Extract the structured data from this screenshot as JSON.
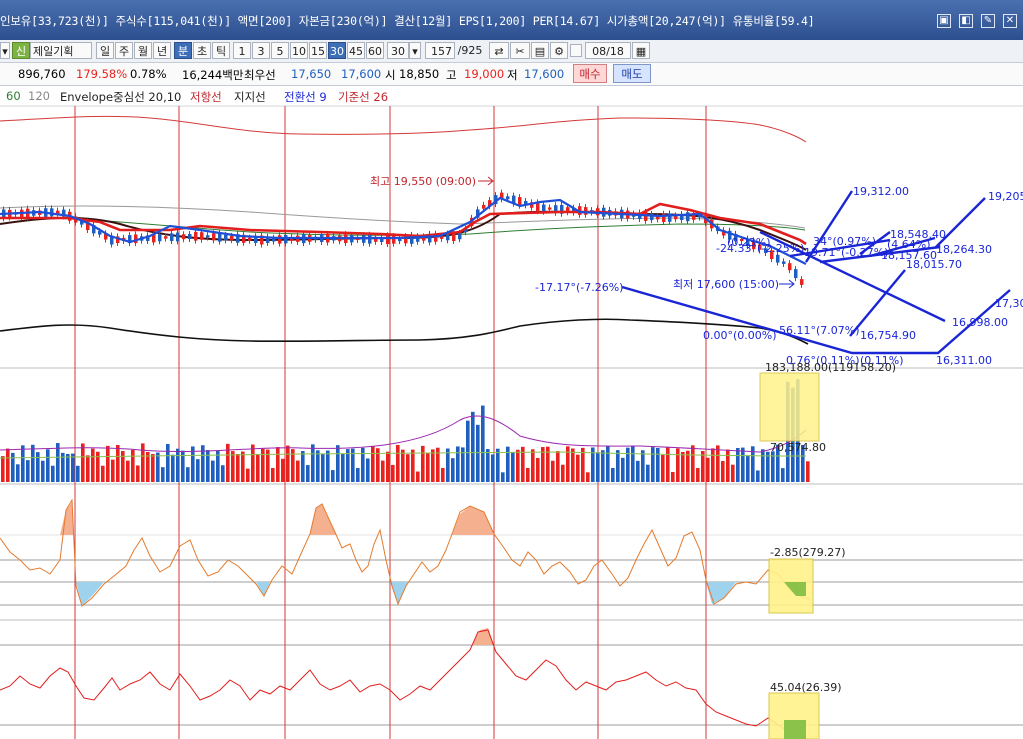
{
  "header": {
    "info_text": "인보유[33,723(천)] 주식수[115,041(천)] 액면[200] 자본금[230(억)] 결산[12월] EPS[1,200] PER[14.67] 시가총액[20,247(억)] 유통비율[59.4]",
    "window_icons": [
      "▣",
      "◧",
      "✎",
      "✕"
    ]
  },
  "toolbar": {
    "badge": "신",
    "stock_name": "제일기획",
    "period_day": "일",
    "period_week": "주",
    "period_month": "월",
    "period_year": "년",
    "period_minute": "분",
    "period_second": "초",
    "period_tick": "틱",
    "intervals": [
      "1",
      "3",
      "5",
      "10",
      "15",
      "30",
      "45",
      "60"
    ],
    "active_interval": "30",
    "interval_select": "30",
    "count": "157",
    "total": "/925",
    "date": "08/18"
  },
  "quote": {
    "volume": "896,760",
    "ratio": "179.58%",
    "turnover": "0.78%",
    "amount": "16,244백만",
    "best_bid_label": "최우선",
    "best_bid": "17,650",
    "best_ask": "17,600",
    "open_label": "시",
    "open": "18,850",
    "high_label": "고",
    "high": "19,000",
    "low_label": "저",
    "low": "17,600",
    "buy_label": "매수",
    "sell_label": "매도"
  },
  "legend": {
    "ma60": "60",
    "ma120": "120",
    "envelope": "Envelope중심선 20,10",
    "resistance": "저항선",
    "support": "지지선",
    "conversion": "전환선 9",
    "base": "기준선 26"
  },
  "annotations": {
    "high": "최고 19,550 (09:00)",
    "low": "최저 17,600 (15:00)",
    "level_19312": "19,312.00",
    "level_19205": "19,205.",
    "level_18548": "18,548.40",
    "level_18264": "18,264.30",
    "level_18157": "18,157.60",
    "level_18015": "18,015.70",
    "level_16998": "16,998.00",
    "level_17300": "17,30",
    "level_16754": "16,754.90",
    "level_16311": "16,311.00",
    "angle_neg17": "-17.17°(-7.26%)",
    "angle_56": "56.11°(7.07%)",
    "angle_0": "0.00°(0.00%)",
    "angle_076": "0.76°(0.11%)",
    "angle_1": "-24.33°(-2.25%)",
    "angle_2": "-19.71°(-0.27%)",
    "angle_3": "34°(0.97%)",
    "angle_4": "(4.64%)",
    "angle_5": "(0.23%)",
    "angle_6": "(0.11%)",
    "volume_label": "70,574.80",
    "volume_top": "183,188.00(119158.20)",
    "osc1_label": "-2.85(279.27)",
    "osc2_label": "45.04(26.39)"
  },
  "colors": {
    "up": "#e8231f",
    "down": "#1f5fbf",
    "highlight": "#fff28a",
    "vline": "#d43a3a",
    "trend": "#1a26d6"
  }
}
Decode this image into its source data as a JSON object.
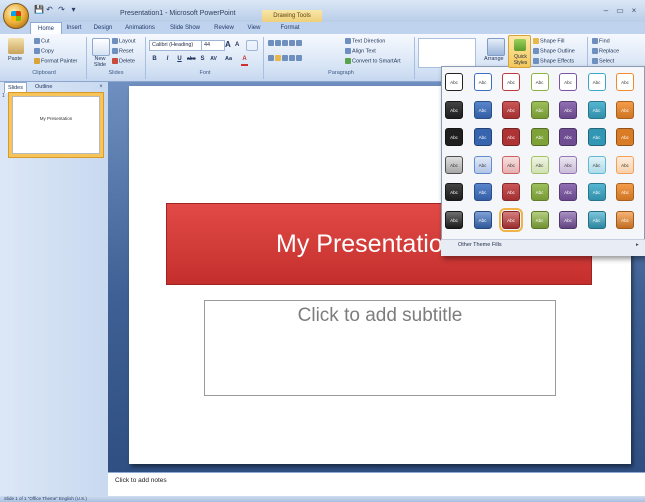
{
  "window": {
    "title": "Presentation1 - Microsoft PowerPoint",
    "context_tab": "Drawing Tools",
    "controls": [
      "–",
      "▭",
      "×"
    ]
  },
  "qat": [
    "💾",
    "↶",
    "↷",
    "▾"
  ],
  "tabs": [
    "Home",
    "Insert",
    "Design",
    "Animations",
    "Slide Show",
    "Review",
    "View",
    "Format"
  ],
  "active_tab": "Home",
  "ribbon": {
    "clipboard": {
      "label": "Clipboard",
      "paste": "Paste",
      "cut": "Cut",
      "copy": "Copy",
      "format_painter": "Format Painter"
    },
    "slides": {
      "label": "Slides",
      "new_slide": "New Slide",
      "layout": "Layout",
      "reset": "Reset",
      "delete": "Delete"
    },
    "font": {
      "label": "Font",
      "font_name": "Calibri (Heading)",
      "font_size": "44",
      "grow": "A",
      "shrink": "A",
      "buttons": [
        "B",
        "I",
        "U",
        "abc",
        "S",
        "AV",
        "Aa",
        "A"
      ]
    },
    "paragraph": {
      "label": "Paragraph",
      "text_direction": "Text Direction",
      "align_text": "Align Text",
      "convert_smartart": "Convert to SmartArt"
    },
    "drawing": {
      "arrange": "Arrange",
      "quick_styles": "Quick Styles",
      "shape_fill": "Shape Fill",
      "shape_outline": "Shape Outline",
      "shape_effects": "Shape Effects"
    },
    "editing": {
      "find": "Find",
      "replace": "Replace",
      "select": "Select"
    }
  },
  "panel": {
    "tabs": [
      "Slides",
      "Outline"
    ],
    "close": "×"
  },
  "thumbnail": {
    "number": "1",
    "text": "My Presentation"
  },
  "slide": {
    "title": "My Presentation",
    "subtitle_placeholder": "Click to add subtitle"
  },
  "notes": {
    "placeholder": "Click to add notes"
  },
  "status": {
    "left": "Slide 1 of 1    \"Office Theme\"    English (U.S.)"
  },
  "gallery": {
    "swatch_label": "Abc",
    "columns": [
      "#222222",
      "#3c6fc2",
      "#c0393a",
      "#8cb43e",
      "#7b55a3",
      "#38a8c8",
      "#f28a2a"
    ],
    "row_styles": [
      "outline",
      "solid",
      "solid-dark",
      "light",
      "solid",
      "intense"
    ],
    "selected": [
      5,
      2
    ],
    "more_label": "Other Theme Fills",
    "more_arrow": "▸"
  }
}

══════

**OBJECTIVE**
Reply with nothing but the number of lines that contain the word "this".

**THE SOLUTION**
2